Filter the data for lines with the word "mascara", then copy every line so identified.
####
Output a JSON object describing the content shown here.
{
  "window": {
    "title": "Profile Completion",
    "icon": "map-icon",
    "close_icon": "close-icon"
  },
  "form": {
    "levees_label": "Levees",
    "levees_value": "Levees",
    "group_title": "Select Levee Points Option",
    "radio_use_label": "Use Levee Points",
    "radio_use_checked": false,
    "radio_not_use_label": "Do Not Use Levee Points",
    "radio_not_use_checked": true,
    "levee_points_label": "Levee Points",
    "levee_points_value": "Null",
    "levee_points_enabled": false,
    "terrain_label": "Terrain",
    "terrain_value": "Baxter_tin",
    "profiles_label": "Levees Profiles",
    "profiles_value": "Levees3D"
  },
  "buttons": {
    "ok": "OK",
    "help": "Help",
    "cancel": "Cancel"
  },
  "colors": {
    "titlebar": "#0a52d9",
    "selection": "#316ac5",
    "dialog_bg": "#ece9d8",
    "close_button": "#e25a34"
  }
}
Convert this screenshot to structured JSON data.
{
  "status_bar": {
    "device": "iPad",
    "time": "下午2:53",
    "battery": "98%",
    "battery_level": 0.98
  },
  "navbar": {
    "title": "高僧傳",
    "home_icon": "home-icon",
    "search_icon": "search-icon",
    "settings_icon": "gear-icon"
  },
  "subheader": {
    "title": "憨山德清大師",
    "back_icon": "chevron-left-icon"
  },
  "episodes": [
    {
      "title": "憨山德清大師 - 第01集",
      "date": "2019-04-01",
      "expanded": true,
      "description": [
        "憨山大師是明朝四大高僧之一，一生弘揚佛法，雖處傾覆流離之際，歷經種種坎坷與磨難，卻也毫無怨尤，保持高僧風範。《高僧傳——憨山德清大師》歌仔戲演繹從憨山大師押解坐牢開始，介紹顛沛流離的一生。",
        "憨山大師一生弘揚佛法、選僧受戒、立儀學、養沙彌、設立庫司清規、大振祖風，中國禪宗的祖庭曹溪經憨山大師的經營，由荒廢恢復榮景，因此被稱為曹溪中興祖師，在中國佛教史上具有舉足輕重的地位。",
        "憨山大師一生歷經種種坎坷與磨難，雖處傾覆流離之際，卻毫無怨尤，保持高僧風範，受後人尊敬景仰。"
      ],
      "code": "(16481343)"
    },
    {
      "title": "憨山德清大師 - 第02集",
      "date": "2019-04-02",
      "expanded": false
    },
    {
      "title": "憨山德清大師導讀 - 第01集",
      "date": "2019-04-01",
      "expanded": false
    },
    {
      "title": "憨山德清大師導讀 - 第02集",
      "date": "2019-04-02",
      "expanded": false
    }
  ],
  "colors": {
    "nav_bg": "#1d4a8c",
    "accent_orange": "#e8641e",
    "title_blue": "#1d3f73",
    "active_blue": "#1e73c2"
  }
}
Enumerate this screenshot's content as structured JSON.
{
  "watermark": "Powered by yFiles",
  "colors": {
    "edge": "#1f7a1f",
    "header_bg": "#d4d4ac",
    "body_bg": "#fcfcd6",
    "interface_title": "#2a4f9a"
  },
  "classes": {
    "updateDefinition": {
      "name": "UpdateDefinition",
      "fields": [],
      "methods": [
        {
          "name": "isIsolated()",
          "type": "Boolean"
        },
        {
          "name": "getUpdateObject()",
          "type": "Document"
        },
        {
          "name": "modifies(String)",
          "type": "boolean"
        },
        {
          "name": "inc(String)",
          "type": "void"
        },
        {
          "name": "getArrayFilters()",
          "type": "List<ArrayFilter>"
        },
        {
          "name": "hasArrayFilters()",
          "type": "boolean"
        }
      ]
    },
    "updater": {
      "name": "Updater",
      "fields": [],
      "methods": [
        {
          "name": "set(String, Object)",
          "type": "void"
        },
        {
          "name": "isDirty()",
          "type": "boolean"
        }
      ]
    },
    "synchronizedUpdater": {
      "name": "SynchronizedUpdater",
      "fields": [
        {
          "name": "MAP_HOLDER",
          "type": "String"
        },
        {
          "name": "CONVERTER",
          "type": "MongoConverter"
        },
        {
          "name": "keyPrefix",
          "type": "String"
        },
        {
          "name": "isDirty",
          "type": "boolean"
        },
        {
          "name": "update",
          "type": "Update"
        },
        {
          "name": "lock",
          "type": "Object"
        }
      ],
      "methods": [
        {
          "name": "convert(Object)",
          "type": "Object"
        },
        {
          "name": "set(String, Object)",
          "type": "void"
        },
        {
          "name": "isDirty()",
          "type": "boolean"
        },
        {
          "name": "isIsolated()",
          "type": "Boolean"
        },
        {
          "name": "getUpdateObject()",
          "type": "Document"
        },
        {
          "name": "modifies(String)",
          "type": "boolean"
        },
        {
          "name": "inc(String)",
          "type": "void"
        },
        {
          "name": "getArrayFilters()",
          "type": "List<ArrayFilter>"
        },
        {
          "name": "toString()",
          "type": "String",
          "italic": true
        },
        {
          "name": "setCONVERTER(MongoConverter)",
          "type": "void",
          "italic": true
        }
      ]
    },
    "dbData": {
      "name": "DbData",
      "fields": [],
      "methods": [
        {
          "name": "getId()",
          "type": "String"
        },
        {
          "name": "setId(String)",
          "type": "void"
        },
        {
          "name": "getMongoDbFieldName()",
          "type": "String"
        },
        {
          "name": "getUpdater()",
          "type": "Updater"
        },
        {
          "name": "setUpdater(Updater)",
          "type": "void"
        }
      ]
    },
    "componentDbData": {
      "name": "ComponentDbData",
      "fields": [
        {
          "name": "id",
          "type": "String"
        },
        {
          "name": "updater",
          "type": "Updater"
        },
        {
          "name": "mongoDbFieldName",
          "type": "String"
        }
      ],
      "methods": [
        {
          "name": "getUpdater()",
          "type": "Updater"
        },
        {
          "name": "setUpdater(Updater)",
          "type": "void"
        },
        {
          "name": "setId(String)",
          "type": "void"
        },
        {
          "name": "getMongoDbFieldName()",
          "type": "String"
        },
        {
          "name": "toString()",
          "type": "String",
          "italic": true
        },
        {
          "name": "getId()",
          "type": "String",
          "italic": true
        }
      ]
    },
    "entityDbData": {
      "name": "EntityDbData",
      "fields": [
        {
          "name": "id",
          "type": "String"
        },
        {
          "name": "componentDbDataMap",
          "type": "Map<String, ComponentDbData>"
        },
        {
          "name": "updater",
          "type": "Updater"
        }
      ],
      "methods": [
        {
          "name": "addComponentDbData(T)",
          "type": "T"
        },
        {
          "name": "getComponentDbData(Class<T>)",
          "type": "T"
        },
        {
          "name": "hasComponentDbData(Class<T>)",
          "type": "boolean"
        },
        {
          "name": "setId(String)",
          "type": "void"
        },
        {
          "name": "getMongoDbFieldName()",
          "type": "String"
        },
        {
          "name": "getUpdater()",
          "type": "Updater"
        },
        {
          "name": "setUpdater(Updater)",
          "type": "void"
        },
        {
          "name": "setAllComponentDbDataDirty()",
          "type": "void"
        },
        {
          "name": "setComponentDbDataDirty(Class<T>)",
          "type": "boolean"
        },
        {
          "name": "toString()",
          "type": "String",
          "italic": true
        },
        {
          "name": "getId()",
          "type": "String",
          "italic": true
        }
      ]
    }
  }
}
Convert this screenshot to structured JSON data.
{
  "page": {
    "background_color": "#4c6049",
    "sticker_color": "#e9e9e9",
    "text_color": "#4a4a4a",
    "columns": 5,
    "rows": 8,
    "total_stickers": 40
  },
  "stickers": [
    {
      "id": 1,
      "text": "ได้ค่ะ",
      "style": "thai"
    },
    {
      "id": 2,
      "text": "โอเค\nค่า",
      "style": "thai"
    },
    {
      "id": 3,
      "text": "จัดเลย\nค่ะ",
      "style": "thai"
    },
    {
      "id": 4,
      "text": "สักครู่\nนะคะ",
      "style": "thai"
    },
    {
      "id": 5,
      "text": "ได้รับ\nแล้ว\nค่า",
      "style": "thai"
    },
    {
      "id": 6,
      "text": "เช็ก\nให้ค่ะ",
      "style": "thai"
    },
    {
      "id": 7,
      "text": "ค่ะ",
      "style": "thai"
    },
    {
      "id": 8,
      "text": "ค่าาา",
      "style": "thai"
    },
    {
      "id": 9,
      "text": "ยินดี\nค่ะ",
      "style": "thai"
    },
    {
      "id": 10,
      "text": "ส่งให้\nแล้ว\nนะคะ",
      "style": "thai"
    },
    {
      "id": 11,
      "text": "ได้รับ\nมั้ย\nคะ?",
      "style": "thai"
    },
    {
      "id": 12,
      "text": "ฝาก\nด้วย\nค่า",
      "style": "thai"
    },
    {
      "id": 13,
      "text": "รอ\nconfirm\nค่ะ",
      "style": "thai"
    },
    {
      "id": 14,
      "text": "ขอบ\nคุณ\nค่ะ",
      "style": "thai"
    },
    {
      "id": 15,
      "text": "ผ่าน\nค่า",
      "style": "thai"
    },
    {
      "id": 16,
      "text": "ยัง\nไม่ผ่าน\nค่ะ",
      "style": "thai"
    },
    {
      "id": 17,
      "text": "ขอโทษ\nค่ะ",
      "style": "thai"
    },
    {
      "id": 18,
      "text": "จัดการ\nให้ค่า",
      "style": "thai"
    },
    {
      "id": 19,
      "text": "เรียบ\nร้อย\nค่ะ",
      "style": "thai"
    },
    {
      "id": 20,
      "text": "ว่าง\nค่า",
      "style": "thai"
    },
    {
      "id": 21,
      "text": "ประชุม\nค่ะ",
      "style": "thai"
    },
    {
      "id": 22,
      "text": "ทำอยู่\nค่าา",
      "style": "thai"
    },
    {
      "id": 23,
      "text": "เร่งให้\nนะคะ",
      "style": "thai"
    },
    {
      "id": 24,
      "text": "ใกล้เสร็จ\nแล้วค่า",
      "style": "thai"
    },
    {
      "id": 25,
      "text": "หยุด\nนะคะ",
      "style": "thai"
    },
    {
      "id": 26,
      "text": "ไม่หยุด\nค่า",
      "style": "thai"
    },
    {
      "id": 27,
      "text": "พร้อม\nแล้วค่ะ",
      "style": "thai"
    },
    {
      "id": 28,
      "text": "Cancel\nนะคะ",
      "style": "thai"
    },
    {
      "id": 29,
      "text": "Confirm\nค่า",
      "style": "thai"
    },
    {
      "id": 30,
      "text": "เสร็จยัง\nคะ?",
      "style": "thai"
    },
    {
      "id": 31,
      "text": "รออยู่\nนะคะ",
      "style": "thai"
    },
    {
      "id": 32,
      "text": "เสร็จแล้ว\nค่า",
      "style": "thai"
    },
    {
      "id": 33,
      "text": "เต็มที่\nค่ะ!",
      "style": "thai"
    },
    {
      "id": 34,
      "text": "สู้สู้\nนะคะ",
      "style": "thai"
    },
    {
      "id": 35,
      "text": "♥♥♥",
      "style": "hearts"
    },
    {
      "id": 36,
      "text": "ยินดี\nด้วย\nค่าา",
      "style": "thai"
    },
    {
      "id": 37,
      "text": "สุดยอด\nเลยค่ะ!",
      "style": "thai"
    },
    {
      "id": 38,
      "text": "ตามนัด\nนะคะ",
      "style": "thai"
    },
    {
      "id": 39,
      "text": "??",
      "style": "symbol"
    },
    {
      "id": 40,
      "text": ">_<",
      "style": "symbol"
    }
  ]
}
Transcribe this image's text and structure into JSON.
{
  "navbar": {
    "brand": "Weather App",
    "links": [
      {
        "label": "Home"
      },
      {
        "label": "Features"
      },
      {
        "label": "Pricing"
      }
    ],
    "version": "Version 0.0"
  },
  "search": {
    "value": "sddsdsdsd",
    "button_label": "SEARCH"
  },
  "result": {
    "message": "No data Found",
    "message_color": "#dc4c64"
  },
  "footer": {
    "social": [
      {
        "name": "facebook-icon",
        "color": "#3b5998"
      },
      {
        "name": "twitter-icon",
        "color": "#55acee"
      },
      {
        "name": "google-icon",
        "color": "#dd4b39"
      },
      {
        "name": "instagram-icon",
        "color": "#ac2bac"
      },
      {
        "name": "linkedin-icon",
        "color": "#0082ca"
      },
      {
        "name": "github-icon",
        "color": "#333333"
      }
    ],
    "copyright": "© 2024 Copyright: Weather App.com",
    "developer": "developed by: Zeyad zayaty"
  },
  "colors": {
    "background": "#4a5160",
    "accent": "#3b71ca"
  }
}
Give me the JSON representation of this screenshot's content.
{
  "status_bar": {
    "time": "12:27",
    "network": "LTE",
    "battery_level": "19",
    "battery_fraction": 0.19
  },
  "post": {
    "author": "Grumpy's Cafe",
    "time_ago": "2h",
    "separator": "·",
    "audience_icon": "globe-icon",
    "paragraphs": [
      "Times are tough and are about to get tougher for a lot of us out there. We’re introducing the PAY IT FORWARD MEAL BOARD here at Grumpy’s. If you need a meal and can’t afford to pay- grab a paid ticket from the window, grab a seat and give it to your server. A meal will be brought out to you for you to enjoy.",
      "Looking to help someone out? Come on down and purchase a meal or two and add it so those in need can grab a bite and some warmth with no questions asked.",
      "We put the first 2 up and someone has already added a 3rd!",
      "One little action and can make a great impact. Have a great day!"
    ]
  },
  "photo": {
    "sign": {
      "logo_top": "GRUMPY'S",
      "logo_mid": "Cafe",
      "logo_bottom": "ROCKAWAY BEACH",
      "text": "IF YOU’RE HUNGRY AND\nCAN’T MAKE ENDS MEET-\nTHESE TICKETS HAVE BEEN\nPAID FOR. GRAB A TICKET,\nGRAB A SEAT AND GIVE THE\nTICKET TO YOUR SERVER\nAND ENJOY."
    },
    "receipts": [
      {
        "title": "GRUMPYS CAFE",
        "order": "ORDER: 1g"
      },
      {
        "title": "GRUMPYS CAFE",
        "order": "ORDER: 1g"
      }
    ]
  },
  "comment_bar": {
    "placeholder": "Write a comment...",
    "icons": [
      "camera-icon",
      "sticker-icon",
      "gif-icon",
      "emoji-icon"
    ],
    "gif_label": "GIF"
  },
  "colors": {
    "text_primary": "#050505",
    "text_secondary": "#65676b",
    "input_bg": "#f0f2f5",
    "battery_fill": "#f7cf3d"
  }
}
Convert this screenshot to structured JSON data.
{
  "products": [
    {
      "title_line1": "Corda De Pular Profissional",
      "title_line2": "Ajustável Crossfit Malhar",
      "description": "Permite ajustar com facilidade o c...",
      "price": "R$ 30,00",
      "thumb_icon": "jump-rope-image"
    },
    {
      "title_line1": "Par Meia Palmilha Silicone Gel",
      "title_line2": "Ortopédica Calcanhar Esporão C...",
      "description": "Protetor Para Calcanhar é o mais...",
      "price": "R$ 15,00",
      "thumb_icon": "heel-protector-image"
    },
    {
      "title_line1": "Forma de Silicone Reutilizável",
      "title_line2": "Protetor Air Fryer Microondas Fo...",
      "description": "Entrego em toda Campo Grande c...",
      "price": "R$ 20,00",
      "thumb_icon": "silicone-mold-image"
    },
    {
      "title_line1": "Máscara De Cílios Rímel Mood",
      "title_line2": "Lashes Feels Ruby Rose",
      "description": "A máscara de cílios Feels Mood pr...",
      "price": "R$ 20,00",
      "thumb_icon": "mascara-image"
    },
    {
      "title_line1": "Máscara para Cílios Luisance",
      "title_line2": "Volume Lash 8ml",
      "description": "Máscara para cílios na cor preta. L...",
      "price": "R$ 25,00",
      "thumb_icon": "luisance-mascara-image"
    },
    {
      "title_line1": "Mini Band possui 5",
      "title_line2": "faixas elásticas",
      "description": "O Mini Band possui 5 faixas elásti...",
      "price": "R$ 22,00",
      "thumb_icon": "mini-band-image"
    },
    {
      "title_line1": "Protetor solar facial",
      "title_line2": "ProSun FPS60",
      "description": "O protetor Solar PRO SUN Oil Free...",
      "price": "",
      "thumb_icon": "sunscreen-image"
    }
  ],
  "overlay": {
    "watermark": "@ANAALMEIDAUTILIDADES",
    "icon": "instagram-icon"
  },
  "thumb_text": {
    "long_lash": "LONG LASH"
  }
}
####
* [Solution to the exercise]
      "thumb_icon": "mascara-image"
      "thumb_icon": "luisance-mascara-image"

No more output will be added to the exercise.